Task requirements:
A. In the article on Canada's AI for All strategy, what is the combination of proposed legislation, investments, and programmes intended to do?
B. In the article on Canada's AI strategy, rewrite the part that opens with the words containing "Canada has launched" and closes with "leading AI economy.", changing "leading" to "major".

Reading text:
>>>>
Canada launches AI for All national strategy to accelerate adoption and digital sovereignty
The new AI for All strategy in Canada supports workforce development and innovation.
Canada has launched AI for All, a new national AI strategy aimed at accelerating AI adoption, strengthening digital sovereignty, and positioning the country as a leading AI economy.
Announced by Prime Minister Mark Carney, the strategy combines proposed legislation, investments, and programmes intended to ensure AI is adopted responsibly and benefits businesses, workers, students, and communities across Canada.
The strategy targets an additional C$200 billion in economic growth, 250,000 new AI-related jobs over the next five years, and an increase in AI adoption from just over 12% today to 60% by 2034. The government also plans to provide up to 90,000 AI-related jobs and work placement opportunities for young Canadians.
<<<<
Saved data entries:
>>>>
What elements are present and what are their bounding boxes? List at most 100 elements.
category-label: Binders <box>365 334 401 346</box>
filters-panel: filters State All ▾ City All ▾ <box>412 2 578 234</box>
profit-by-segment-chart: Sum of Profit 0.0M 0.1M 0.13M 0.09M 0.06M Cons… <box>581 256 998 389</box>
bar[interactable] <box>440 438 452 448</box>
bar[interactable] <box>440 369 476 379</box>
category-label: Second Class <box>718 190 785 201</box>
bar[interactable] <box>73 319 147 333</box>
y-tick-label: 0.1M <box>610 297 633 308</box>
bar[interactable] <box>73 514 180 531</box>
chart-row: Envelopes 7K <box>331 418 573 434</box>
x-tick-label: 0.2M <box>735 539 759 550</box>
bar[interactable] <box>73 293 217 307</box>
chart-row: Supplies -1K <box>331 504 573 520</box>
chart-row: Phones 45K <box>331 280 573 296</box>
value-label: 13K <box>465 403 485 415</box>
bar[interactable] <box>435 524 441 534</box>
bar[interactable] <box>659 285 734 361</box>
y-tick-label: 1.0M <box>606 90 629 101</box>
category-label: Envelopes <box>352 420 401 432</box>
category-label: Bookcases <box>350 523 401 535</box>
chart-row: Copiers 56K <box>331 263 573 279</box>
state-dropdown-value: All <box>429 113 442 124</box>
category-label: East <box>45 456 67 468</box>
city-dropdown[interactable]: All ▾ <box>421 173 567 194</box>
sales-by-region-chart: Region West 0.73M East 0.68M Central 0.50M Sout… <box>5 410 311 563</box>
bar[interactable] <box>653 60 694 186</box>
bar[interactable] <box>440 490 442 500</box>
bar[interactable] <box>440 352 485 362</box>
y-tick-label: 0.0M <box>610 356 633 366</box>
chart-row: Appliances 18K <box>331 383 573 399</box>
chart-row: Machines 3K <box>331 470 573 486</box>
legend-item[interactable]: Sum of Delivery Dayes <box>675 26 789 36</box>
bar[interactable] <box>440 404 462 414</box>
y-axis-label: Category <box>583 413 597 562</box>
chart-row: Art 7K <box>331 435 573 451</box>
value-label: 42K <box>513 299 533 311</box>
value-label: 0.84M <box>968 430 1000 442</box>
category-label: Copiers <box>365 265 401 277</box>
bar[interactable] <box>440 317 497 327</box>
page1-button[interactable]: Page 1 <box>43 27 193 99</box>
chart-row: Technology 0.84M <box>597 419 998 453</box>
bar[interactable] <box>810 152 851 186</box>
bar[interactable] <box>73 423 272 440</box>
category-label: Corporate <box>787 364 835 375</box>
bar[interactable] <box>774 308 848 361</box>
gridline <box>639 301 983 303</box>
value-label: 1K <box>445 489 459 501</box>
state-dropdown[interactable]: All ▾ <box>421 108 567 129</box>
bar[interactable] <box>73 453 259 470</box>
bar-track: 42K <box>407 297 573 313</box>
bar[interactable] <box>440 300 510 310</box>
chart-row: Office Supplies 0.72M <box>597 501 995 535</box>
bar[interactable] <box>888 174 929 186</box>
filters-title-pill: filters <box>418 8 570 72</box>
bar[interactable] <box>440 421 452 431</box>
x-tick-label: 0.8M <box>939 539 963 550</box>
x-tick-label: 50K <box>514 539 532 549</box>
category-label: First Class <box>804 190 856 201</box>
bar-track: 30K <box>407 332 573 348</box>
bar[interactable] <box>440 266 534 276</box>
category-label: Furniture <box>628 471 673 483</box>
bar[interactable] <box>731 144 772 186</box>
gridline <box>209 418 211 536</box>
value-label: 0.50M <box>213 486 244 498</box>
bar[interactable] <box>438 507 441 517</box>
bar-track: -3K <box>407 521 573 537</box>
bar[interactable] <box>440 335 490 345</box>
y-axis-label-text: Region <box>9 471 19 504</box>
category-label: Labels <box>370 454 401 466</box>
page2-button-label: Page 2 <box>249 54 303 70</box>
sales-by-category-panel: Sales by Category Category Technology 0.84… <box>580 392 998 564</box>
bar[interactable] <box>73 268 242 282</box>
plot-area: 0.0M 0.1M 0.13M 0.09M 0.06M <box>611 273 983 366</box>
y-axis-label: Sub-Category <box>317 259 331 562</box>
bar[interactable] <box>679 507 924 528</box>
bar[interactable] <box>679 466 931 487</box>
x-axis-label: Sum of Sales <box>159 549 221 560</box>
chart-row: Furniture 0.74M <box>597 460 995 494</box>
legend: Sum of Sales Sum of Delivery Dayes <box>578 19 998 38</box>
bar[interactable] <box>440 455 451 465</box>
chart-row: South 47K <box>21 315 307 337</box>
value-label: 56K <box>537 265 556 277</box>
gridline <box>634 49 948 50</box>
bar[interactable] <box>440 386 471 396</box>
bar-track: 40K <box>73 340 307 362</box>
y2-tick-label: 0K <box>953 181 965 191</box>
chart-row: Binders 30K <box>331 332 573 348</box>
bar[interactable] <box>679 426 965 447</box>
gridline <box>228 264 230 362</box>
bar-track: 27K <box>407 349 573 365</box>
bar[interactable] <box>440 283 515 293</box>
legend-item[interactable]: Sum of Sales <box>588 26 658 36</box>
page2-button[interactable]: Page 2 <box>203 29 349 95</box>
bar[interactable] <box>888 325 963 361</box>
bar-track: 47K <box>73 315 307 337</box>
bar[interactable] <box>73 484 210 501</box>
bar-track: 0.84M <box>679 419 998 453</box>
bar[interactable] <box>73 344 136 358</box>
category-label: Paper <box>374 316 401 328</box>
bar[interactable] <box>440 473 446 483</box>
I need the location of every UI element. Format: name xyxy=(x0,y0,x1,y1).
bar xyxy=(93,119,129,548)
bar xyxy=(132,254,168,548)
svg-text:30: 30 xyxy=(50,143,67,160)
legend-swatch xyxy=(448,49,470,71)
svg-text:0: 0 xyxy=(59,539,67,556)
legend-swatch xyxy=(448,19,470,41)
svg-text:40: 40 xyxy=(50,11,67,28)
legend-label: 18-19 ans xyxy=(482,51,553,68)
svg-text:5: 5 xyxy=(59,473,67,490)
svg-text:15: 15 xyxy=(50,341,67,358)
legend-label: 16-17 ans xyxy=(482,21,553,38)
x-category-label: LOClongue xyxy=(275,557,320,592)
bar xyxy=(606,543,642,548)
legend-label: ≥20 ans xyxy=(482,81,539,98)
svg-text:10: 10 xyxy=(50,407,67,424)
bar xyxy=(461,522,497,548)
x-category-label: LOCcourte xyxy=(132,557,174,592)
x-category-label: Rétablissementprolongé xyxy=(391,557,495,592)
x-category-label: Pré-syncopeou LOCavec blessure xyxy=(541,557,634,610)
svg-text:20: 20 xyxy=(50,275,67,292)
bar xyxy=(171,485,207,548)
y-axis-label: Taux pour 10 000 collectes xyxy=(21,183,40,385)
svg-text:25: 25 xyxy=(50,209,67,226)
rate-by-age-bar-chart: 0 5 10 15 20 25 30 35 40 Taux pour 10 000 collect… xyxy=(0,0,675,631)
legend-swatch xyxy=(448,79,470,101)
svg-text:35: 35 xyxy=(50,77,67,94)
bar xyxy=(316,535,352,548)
<<<<
Solutions in order:
A. It is intended to ensure that AI is adopted responsibly and that it benefits businesses, workers, students, and communities across Canada.

B.
Canada has launched AI for All, a new national AI strategy aimed at accelerating AI adoption, strengthening digital sovereignty, and positioning the country as a major AI economy.